Scan the listing below. Report each line that includes "saignée".

====================

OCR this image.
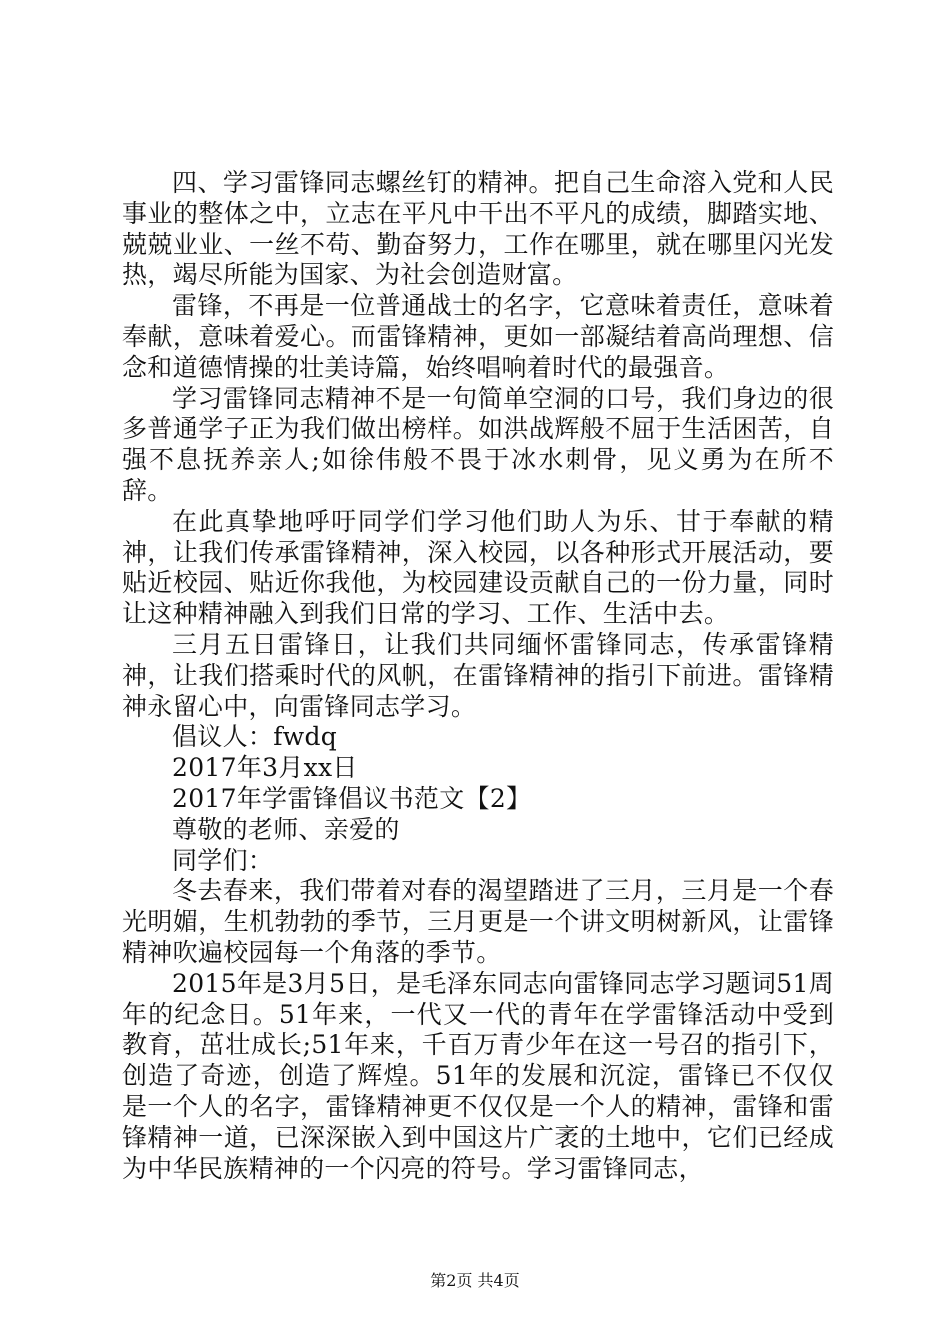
四、学习雷锋同志螺丝钉的精神。把自己生命溶入党和人民事业的整体之中，立志在平凡中干出不平凡的成绩，脚踏实地、兢兢业业、一丝不苟、勤奋努力，工作在哪里，就在哪里闪光发热，竭尽所能为国家、为社会创造财富。

雷锋，不再是一位普通战士的名字，它意味着责任，意味着奉献，意味着爱心。而雷锋精神，更如一部凝结着高尚理想、信念和道德情操的壮美诗篇，始终唱响着时代的最强音。

学习雷锋同志精神不是一句简单空洞的口号，我们身边的很多普通学子正为我们做出榜样。如洪战辉般不屈于生活困苦，自强不息抚养亲人;如徐伟般不畏于冰水刺骨，见义勇为在所不辞。

在此真挚地呼吁同学们学习他们助人为乐、甘于奉献的精神，让我们传承雷锋精神，深入校园，以各种形式开展活动，要贴近校园、贴近你我他，为校园建设贡献自己的一份力量，同时让这种精神融入到我们日常的学习、工作、生活中去。

三月五日雷锋日，让我们共同缅怀雷锋同志，传承雷锋精神，让我们搭乘时代的风帆，在雷锋精神的指引下前进。雷锋精神永留心中，向雷锋同志学习。

倡议人：fwdq

2017年3月xx日

2017年学雷锋倡议书范文【2】

尊敬的老师、亲爱的

同学们：

冬去春来，我们带着对春的渴望踏进了三月，三月是一个春光明媚，生机勃勃的季节，三月更是一个讲文明树新风，让雷锋精神吹遍校园每一个角落的季节。

2015年是3月5日，是毛泽东同志向雷锋同志学习题词51周年的纪念日。51年来，一代又一代的青年在学雷锋活动中受到教育，茁壮成长;51年来，千百万青少年在这一号召的指引下，创造了奇迹，创造了辉煌。51年的发展和沉淀，雷锋已不仅仅是一个人的名字，雷锋精神更不仅仅是一个人的精神，雷锋和雷锋精神一道，已深深嵌入到中国这片广袤的土地中，它们已经成为中华民族精神的一个闪亮的符号。学习雷锋同志，

第2页 共4页
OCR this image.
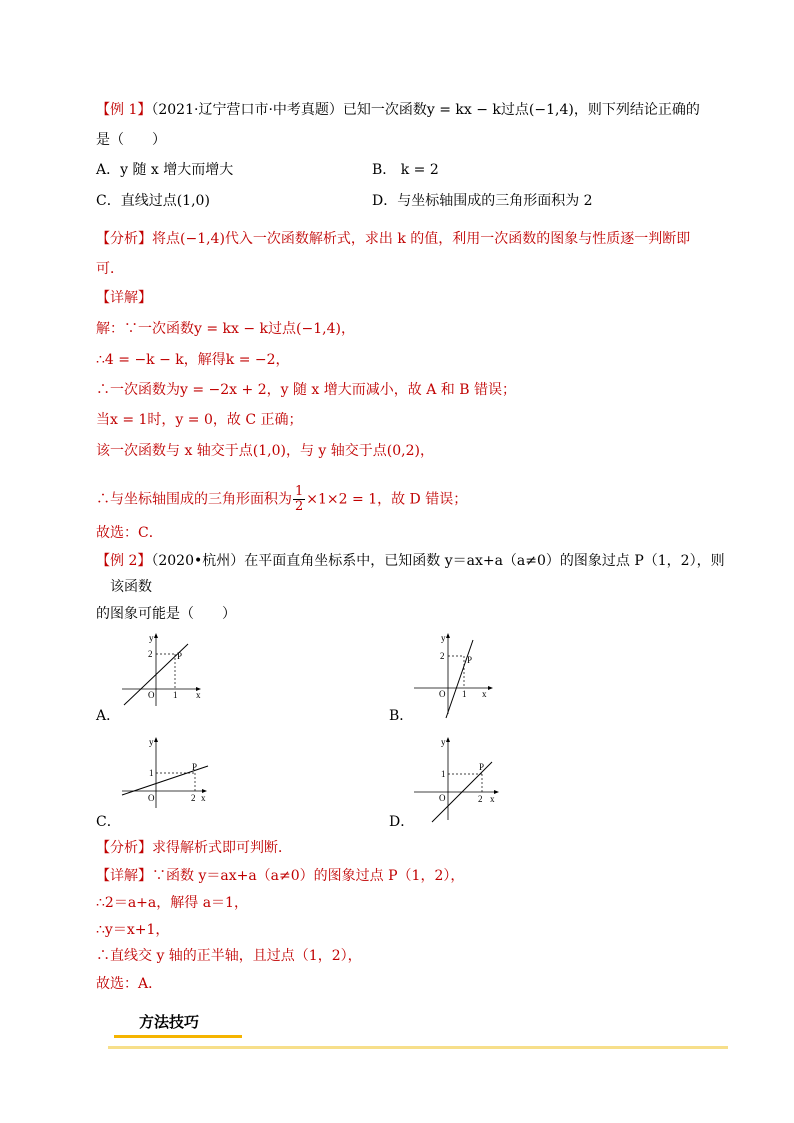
【例 1】（2021·辽宁营口市·中考真题）已知一次函数y = kx − k过点(−1,4)，则下列结论正确的
是（　　）
A．y 随 x 增大而增大	B． k = 2
C．直线过点(1,0)	D．与坐标轴围成的三角形面积为 2
【分析】将点(−1,4)代入一次函数解析式，求出 k 的值，利用一次函数的图象与性质逐一判断即
可．
【详解】
解：∵一次函数y = kx − k过点(−1,4)，
∴4 = −k − k，解得k = −2，
∴一次函数为y = −2x + 2，y 随 x 增大而减小，故 A 和 B 错误；
当x = 1时，y = 0，故 C 正确；
该一次函数与 x 轴交于点(1,0)，与 y 轴交于点(0,2)，
∴与坐标轴围成的三角形面积为 $\frac{1}{2} \times 1\times 2 = 1$，故 D 错误；
故选：C．
【例 2】（2020•杭州）在平面直角坐标系中，已知函数 y＝ax+a（a≠0）的图象过点 P（1，2），则
该函数
的图象可能是（　　）
y
2	P
O 1 x
A．
y
2	P
O 1 x
B．
y
1
P
O	2 x
C．
y
1
P
O	2 x
D．
【分析】求得解析式即可判断．
【详解】∵函数 y＝ax+a（a≠0）的图象过点 P（1，2），
∴2＝a+a，解得 a＝1，
∴y＝x+1，
∴直线交 y 轴的正半轴，且过点（1，2），
故选：A．
方法技巧
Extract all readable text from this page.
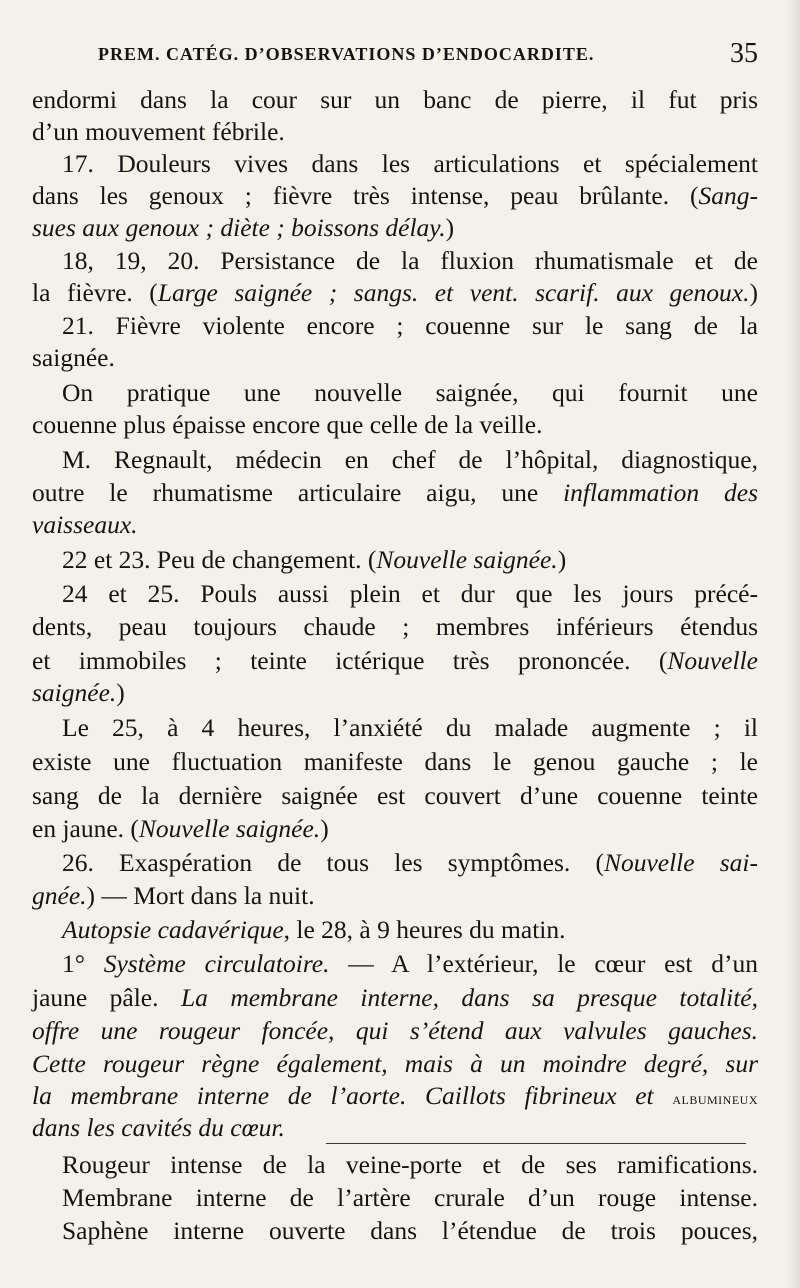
PREM. CATÉG. D’OBSERVATIONS D’ENDOCARDITE.	35
endormi dans la cour sur un banc de pierre, il fut pris
d’un mouvement fébrile.
17. Douleurs vives dans les articulations et spécialement
dans les genoux ; fièvre très intense, peau brûlante. (Sang-
sues aux genoux ; diète ; boissons délay.)
18, 19, 20. Persistance de la fluxion rhumatismale et de
la fièvre. (Large saignée ; sangs. et vent. scarif. aux genoux.)
21. Fièvre violente encore ; couenne sur le sang de la
saignée.
On pratique une nouvelle saignée, qui fournit une
couenne plus épaisse encore que celle de la veille.
M. Regnault, médecin en chef de l’hôpital, diagnostique,
outre le rhumatisme articulaire aigu, une inflammation des
vaisseaux.
22 et 23. Peu de changement. (Nouvelle saignée.)
24 et 25. Pouls aussi plein et dur que les jours précé-
dents, peau toujours chaude ; membres inférieurs étendus
et immobiles ; teinte ictérique très prononcée. (Nouvelle
saignée.)
Le 25, à 4 heures, l’anxiété du malade augmente ; il
existe une fluctuation manifeste dans le genou gauche ; le
sang de la dernière saignée est couvert d’une couenne teinte
en jaune. (Nouvelle saignée.)
26. Exaspération de tous les symptômes. (Nouvelle sai-
gnée.) — Mort dans la nuit.
Autopsie cadavérique, le 28, à 9 heures du matin.
1° Système circulatoire. — A l’extérieur, le cœur est d’un
jaune pâle. La membrane interne, dans sa presque totalité,
offre une rougeur foncée, qui s’étend aux valvules gauches.
Cette rougeur règne également, mais à un moindre degré, sur
la membrane interne de l’aorte. Caillots fibrineux et albumineux
dans les cavités du cœur.
Rougeur intense de la veine-porte et de ses ramifications.
Membrane interne de l’artère crurale d’un rouge intense.
Saphène interne ouverte dans l’étendue de trois pouces,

====================

• FINAL ANSWER
la fièvre. (Large saignée ; sangs. et vent. scarif. aux genoux.)
saignée.
On pratique une nouvelle saignée, qui fournit une
22 et 23. Peu de changement. (Nouvelle saignée.)
saignée.)
sang de la dernière saignée est couvert d’une couenne teinte
en jaune. (Nouvelle saignée.)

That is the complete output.